======== PAGE TEXT ========

# wpa_supplicant don't give IP (nor via dhcp nor static)

## firepol

Hi,

I have a laptop with 2 linux installations. Ubuntu and Gentoo. With ubuntu I can make my wireless card work.

With ubuntu the configuration wad reletively easy. That's the file I had in my ubuntu box under /etc/network/interfaces:

 *Quote:*   

> 
> 
> # This file describes the network interfaces available on your system
> 
> # and how to activate them. For more information, see interfaces(5).
> ...

 

Under ubuntu by issuing /etc/init.d/networking restart I could have wireless and wired working.

I have a Broadcom wireless card. From lspci: *Quote:*   

> 
> 
> 06:05.0 Network controller: Broadcom Corporation BCM4318 [AirForce One 54g] 802.11g Wireless LAN Controller (rev 02)

======== DATA SUPPLIED ========

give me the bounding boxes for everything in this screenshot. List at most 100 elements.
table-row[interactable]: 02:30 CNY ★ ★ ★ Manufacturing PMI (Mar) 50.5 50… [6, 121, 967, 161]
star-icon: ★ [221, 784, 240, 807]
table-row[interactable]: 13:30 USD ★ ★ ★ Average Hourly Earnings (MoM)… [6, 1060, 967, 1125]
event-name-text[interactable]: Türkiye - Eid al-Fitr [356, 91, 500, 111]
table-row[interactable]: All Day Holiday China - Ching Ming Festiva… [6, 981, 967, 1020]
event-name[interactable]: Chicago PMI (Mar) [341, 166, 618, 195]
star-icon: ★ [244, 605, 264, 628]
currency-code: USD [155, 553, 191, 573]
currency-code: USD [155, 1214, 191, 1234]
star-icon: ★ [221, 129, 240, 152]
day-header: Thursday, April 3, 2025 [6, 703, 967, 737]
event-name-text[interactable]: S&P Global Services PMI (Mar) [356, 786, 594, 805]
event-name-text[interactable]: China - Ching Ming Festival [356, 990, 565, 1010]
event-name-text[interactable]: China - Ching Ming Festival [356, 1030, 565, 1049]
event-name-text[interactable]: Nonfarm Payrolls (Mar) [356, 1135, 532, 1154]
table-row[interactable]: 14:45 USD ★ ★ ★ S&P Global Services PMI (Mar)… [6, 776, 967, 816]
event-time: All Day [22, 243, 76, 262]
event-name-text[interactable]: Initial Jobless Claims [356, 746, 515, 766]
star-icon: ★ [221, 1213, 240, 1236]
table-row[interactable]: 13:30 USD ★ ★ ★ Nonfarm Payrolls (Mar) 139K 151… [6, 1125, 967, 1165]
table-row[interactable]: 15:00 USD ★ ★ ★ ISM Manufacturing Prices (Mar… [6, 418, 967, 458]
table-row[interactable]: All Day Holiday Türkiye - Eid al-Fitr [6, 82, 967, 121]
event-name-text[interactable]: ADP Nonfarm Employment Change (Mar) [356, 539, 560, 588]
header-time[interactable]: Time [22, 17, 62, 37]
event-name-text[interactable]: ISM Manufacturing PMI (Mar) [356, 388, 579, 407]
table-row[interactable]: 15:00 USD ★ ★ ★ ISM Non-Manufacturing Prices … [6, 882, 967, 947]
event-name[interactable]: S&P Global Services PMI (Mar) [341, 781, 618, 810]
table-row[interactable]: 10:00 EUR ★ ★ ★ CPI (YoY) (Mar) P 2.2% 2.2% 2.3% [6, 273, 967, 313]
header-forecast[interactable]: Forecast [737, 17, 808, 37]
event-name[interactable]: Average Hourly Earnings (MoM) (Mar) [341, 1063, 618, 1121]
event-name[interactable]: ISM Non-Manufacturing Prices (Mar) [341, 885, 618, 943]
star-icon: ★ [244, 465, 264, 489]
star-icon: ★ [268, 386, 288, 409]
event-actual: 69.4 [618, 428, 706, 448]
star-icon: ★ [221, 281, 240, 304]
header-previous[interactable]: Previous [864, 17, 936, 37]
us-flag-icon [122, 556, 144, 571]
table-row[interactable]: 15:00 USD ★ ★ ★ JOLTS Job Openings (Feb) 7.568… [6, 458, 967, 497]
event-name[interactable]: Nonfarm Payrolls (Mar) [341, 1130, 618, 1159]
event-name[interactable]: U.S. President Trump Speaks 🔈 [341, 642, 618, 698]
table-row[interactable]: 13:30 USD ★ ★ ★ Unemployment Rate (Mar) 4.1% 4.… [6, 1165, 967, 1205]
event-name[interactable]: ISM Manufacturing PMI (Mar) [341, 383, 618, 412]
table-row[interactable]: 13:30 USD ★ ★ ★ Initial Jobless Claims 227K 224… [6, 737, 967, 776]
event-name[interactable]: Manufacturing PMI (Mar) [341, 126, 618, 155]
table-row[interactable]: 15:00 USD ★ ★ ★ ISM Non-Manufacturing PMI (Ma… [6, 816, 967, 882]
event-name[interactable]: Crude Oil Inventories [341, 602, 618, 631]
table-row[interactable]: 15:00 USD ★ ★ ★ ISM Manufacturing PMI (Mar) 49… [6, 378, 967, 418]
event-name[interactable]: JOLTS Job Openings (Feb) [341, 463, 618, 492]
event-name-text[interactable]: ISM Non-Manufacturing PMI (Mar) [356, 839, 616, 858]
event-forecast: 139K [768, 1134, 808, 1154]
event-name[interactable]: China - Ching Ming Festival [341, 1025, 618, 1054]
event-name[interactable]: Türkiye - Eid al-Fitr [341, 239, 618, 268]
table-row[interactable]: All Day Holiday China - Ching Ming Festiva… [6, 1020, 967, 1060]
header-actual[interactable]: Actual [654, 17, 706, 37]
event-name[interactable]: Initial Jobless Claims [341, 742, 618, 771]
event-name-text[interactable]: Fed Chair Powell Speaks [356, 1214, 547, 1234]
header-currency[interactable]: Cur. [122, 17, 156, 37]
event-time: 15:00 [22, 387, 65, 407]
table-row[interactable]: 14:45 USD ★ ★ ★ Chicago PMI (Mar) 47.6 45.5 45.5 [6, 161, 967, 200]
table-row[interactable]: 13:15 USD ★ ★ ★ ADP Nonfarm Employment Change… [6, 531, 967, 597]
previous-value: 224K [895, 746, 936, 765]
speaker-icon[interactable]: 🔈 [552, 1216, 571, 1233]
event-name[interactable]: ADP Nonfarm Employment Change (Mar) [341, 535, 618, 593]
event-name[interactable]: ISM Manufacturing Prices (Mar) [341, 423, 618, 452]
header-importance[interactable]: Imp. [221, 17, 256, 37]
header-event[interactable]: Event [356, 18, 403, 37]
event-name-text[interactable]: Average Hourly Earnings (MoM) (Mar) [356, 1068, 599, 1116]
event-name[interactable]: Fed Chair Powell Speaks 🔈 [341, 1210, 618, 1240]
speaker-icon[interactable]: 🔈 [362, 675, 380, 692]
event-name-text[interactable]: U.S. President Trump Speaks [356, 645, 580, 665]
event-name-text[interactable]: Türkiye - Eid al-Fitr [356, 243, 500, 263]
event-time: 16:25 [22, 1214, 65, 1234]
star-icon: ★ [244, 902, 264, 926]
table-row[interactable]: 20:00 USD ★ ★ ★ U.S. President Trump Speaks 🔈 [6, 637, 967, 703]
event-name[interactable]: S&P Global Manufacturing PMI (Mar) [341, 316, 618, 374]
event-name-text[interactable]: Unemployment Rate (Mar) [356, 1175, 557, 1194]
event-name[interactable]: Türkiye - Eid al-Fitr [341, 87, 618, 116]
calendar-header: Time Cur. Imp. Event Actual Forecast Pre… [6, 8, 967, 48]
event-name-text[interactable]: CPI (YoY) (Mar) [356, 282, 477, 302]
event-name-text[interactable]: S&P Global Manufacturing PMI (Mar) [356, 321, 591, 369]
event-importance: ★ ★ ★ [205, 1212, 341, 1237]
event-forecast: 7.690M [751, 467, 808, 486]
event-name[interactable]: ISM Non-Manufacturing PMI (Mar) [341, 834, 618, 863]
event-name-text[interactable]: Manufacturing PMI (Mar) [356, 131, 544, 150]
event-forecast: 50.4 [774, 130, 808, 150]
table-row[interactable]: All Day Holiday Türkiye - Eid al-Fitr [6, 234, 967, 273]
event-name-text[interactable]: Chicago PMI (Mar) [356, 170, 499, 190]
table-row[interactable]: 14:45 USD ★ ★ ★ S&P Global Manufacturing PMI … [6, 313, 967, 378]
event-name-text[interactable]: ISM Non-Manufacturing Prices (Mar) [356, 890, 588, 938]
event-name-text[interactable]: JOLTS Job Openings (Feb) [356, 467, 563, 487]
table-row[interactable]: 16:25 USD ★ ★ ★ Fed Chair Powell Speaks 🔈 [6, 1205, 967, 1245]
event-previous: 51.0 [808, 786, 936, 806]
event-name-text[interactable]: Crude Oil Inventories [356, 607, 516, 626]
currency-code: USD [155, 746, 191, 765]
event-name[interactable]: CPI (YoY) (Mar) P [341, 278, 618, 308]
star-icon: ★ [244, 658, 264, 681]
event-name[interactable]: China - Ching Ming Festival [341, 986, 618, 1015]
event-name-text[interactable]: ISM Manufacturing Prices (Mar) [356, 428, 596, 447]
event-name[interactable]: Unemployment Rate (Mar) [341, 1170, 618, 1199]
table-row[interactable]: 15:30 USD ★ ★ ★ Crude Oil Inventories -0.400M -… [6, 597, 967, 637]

========

*GOAL:* Can you reproduce the whole wpa_supplicant forum post above, word for word?

*EXERCISE SOLUTION:*
# wpa_supplicant don't give IP (nor via dhcp nor static)

## firepol

Hi,

I have a laptop with 2 linux installations. Ubuntu and Gentoo. With ubuntu I can make my wireless card work.

With ubuntu the configuration wad reletively easy. That's the file I had in my ubuntu box under /etc/network/interfaces:

 *Quote:*   

> 
> 
> # This file describes the network interfaces available on your system
> 
> # and how to activate them. For more information, see interfaces(5).
> ...

 

Under ubuntu by issuing /etc/init.d/networking restart I could have wireless and wired working.

I have a Broadcom wireless card. From lspci: *Quote:*   

> 
> 
> 06:05.0 Network controller: Broadcom Corporation BCM4318 [AirForce One 54g] 802.11g Wireless LAN Controller (rev 02)